▸ **Written request**:
Copy out every line containing the word "размеров".
▬▬▬▬▬▬▬▬▬▬
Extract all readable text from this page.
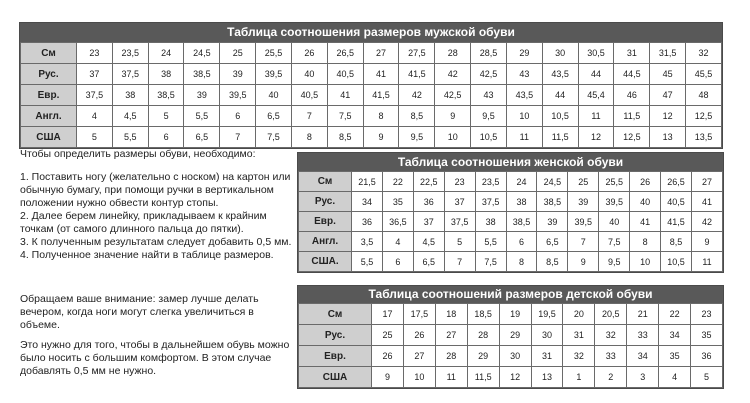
Таблица соотношения размеров мужской обуви
См	23	23,5	24	24,5	25	25,5	26	26,5	27	27,5	28	28,5	29	30	30,5	31	31,5	32
Рус.	37	37,5	38	38,5	39	39,5	40	40,5	41	41,5	42	42,5	43	43,5	44	44,5	45	45,5
Евр.	37,5	38	38,5	39	39,5	40	40,5	41	41,5	42	42,5	43	43,5	44	45,4	46	47	48
Англ.	4	4,5	5	5,5	6	6,5	7	7,5	8	8,5	9	9,5	10	10,5	11	11,5	12	12,5
США	5	5,5	6	6,5	7	7,5	8	8,5	9	9,5	10	10,5	11	11,5	12	12,5	13	13,5

Чтобы определить размеры обуви, необходимо:

1. Поставить ногу (желательно с носком) на картон или обычную бумагу, при помощи ручки в вертикальном положении нужно обвести контур стопы.
2. Далее берем линейку, прикладываем к крайним точкам (от самого длинного пальца до пятки).
3. К полученным результатам следует добавить 0,5 мм.
4. Полученное значение найти в таблице размеров.

Обращаем ваше внимание: замер лучше делать вечером, когда ноги могут слегка увеличиться в объеме.

Это нужно для того, чтобы в дальнейшем обувь можно было носить с большим комфортом. В этом случае добавлять 0,5 мм не нужно.

Таблица соотношения женской обуви
См	21,5	22	22,5	23	23,5	24	24,5	25	25,5	26	26,5	27
Рус.	34	35	36	37	37,5	38	38,5	39	39,5	40	40,5	41
Евр.	36	36,5	37	37,5	38	38,5	39	39,5	40	41	41,5	42
Англ.	3,5	4	4,5	5	5,5	6	6,5	7	7,5	8	8,5	9
США.	5,5	6	6,5	7	7,5	8	8,5	9	9,5	10	10,5	11
Таблица соотношений размеров детской обуви
См	17	17,5	18	18,5	19	19,5	20	20,5	21	22	23
Рус.	25	26	27	28	29	30	31	32	33	34	35
Евр.	26	27	28	29	30	31	32	33	34	35	36
США	9	10	11	11,5	12	13	1	2	3	4	5
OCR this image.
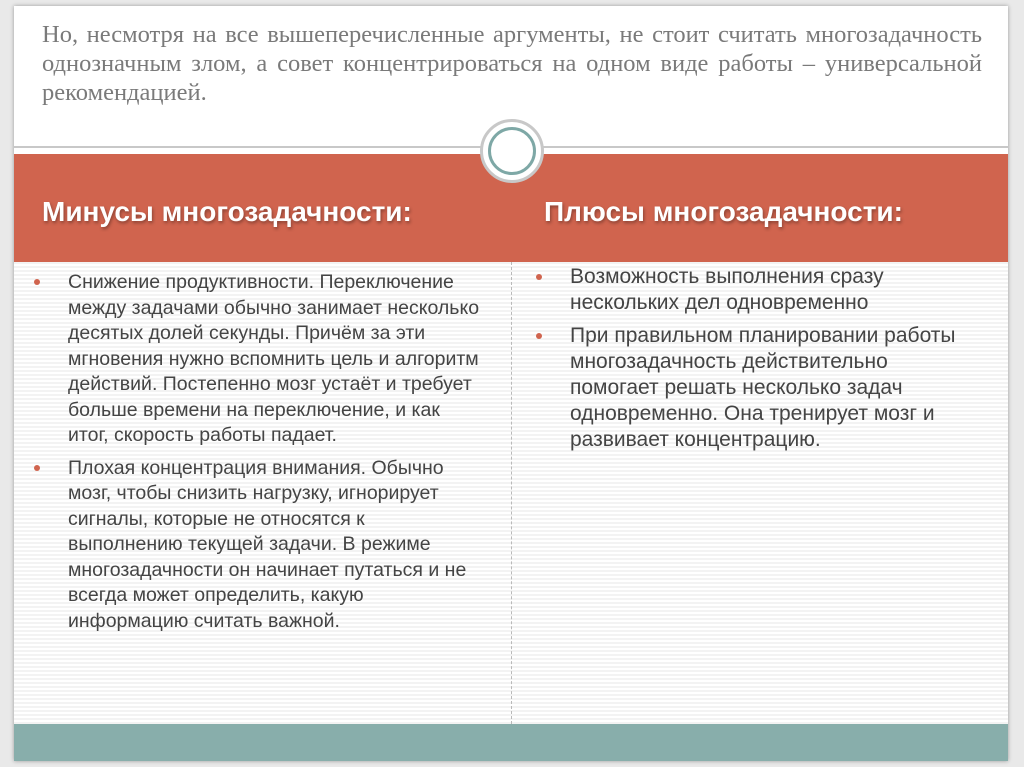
Но, несмотря на все вышеперечисленные аргументы, не стоит считать многозадачность однозначным злом, а совет концентрироваться на одном виде работы – универсальной рекомендацией.
Минусы многозадачности:	Плюсы многозадачности:
Снижение продуктивности. Переключение между задачами обычно занимает несколько десятых долей секунды. Причём за эти мгновения нужно вспомнить цель и алгоритм действий. Постепенно мозг устаёт и требует больше времени на переключение, и как итог, скорость работы падает.
Плохая концентрация внимания. Обычно мозг, чтобы снизить нагрузку, игнорирует сигналы, которые не относятся к выполнению текущей задачи. В режиме многозадачности он начинает путаться и не всегда может определить, какую информацию считать важной.
Возможность выполнения сразу нескольких дел одновременно
При правильном планировании работы многозадачность действительно помогает решать несколько задач одновременно. Она тренирует мозг и развивает концентрацию.
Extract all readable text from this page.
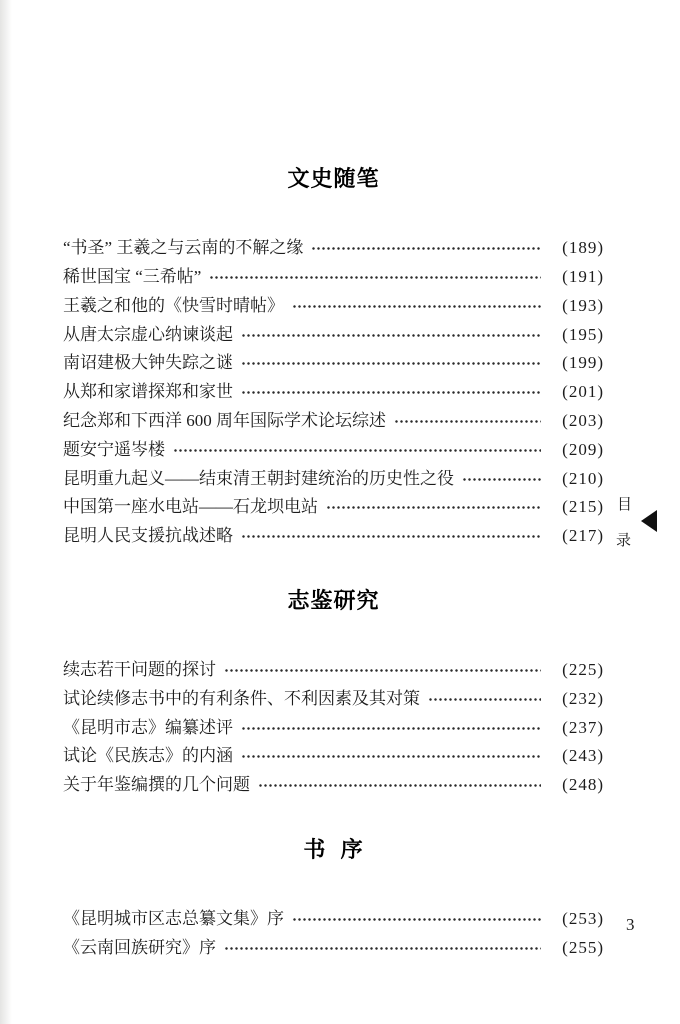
文史随笔
“书圣” 王羲之与云南的不解之缘	(189)
稀世国宝 “三希帖”	(191)
王羲之和他的《快雪时晴帖》	(193)
从唐太宗虚心纳谏谈起	(195)
南诏建极大钟失踪之谜	(199)
从郑和家谱探郑和家世	(201)
纪念郑和下西洋 600 周年国际学术论坛综述	(203)
题安宁遥岑楼	(209)
昆明重九起义——结束清王朝封建统治的历史性之役	(210)
中国第一座水电站——石龙坝电站	(215)
昆明人民支援抗战述略	(217)
志鉴研究
续志若干问题的探讨	(225)
试论续修志书中的有利条件、不利因素及其对策	(232)
《昆明市志》编纂述评	(237)
试论《民族志》的内涵	(243)
关于年鉴编撰的几个问题	(248)
书  序
《昆明城市区志总纂文集》序	(253)
《云南回族研究》序	(255)
目
录
3
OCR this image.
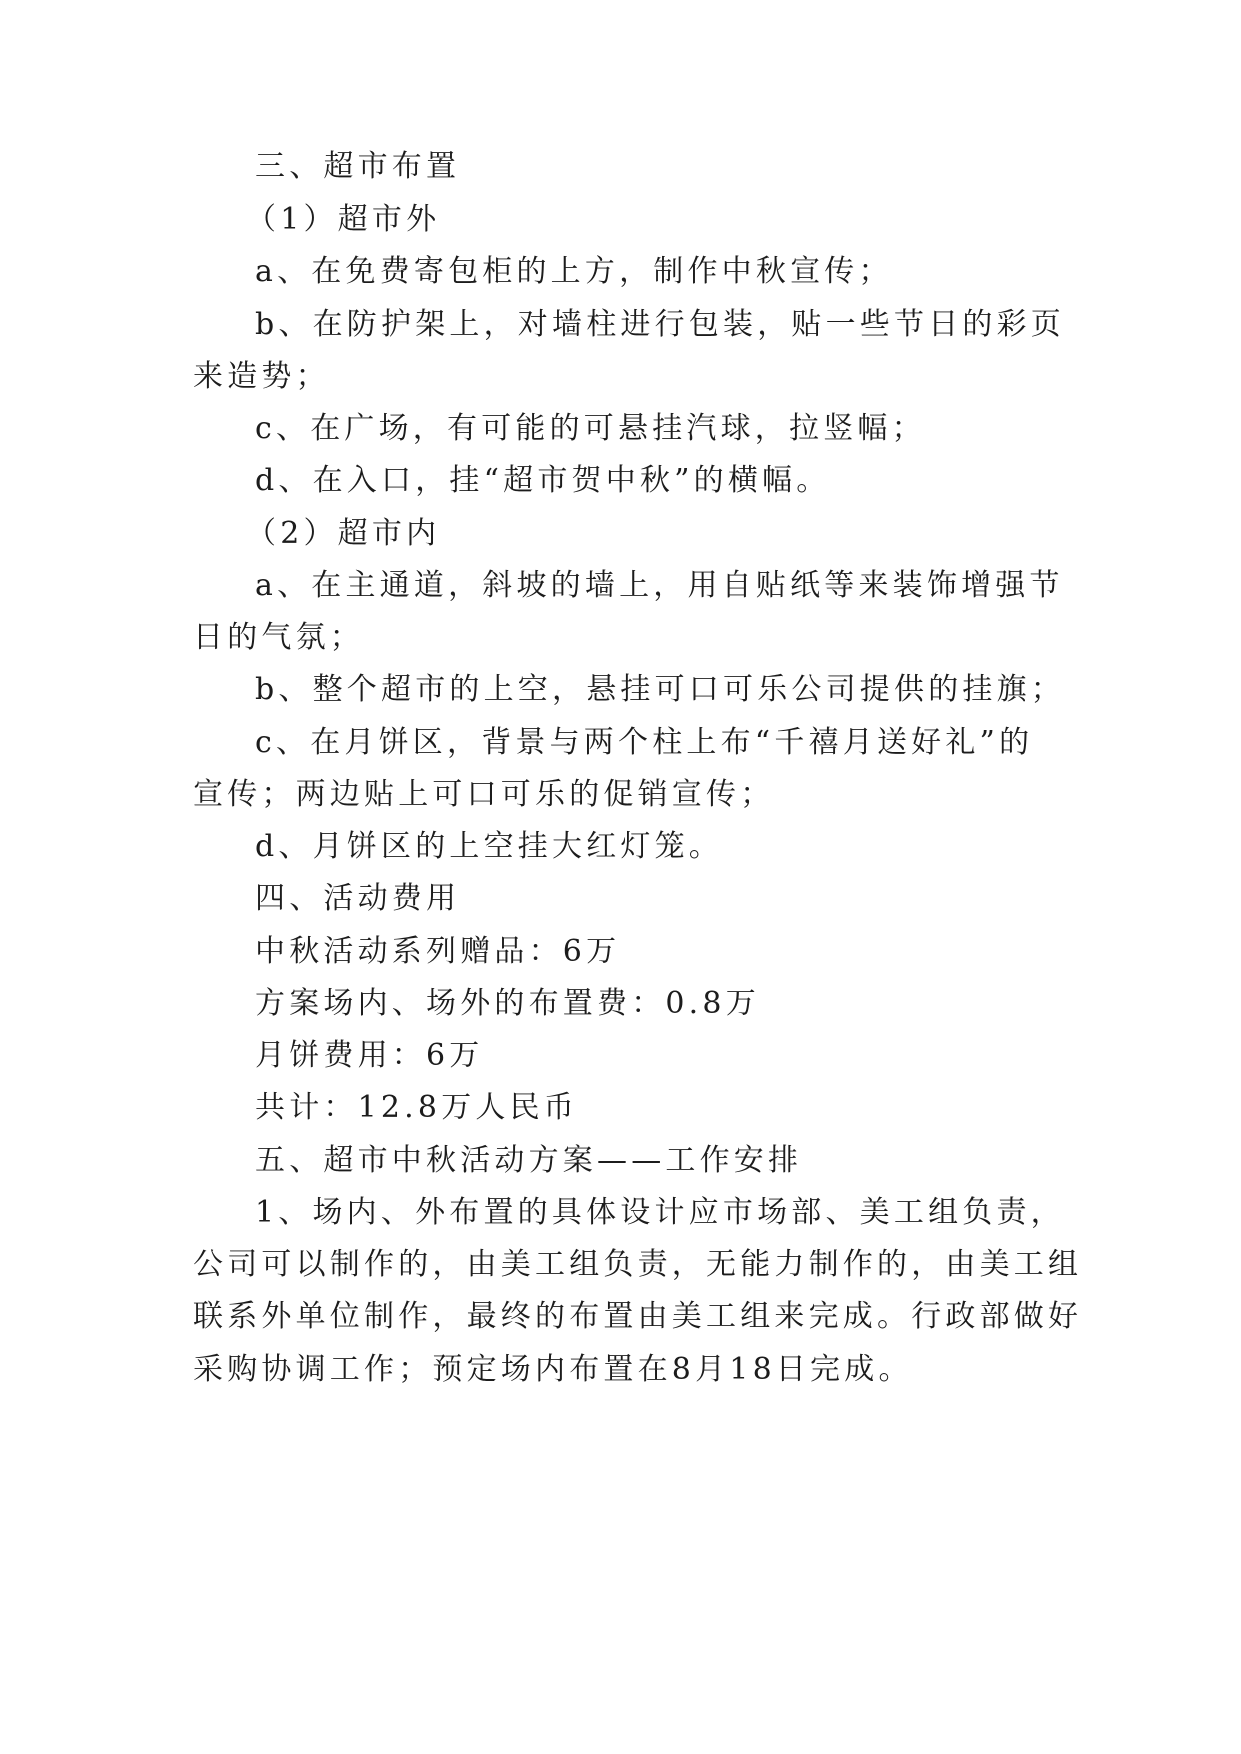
三、超市布置
（1）超市外
a、在免费寄包柜的上方，制作中秋宣传；
b、在防护架上，对墙柱进行包装，贴一些节日的彩页
来造势；
c、在广场，有可能的可悬挂汽球，拉竖幅；
d、在入口，挂“超市贺中秋”的横幅。
（2）超市内
a、在主通道，斜坡的墙上，用自贴纸等来装饰增强节
日的气氛；
b、整个超市的上空，悬挂可口可乐公司提供的挂旗；
c、在月饼区，背景与两个柱上布“千禧月送好礼”的
宣传；两边贴上可口可乐的促销宣传；
d、月饼区的上空挂大红灯笼。
四、活动费用
中秋活动系列赠品：6万
方案场内、场外的布置费：0.8万
月饼费用：6万
共计：12.8万人民币
五、超市中秋活动方案——工作安排
1、场内、外布置的具体设计应市场部、美工组负责，
公司可以制作的，由美工组负责，无能力制作的，由美工组
联系外单位制作，最终的布置由美工组来完成。行政部做好
采购协调工作；预定场内布置在8月18日完成。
▬▬▬▬▬▬▬▬▬▬
▸ **Written response**:
Таблица соотношения размеров мужской обуви
4. Полученное значение найти в таблице размеров.
Таблица соотношений размеров детской обуви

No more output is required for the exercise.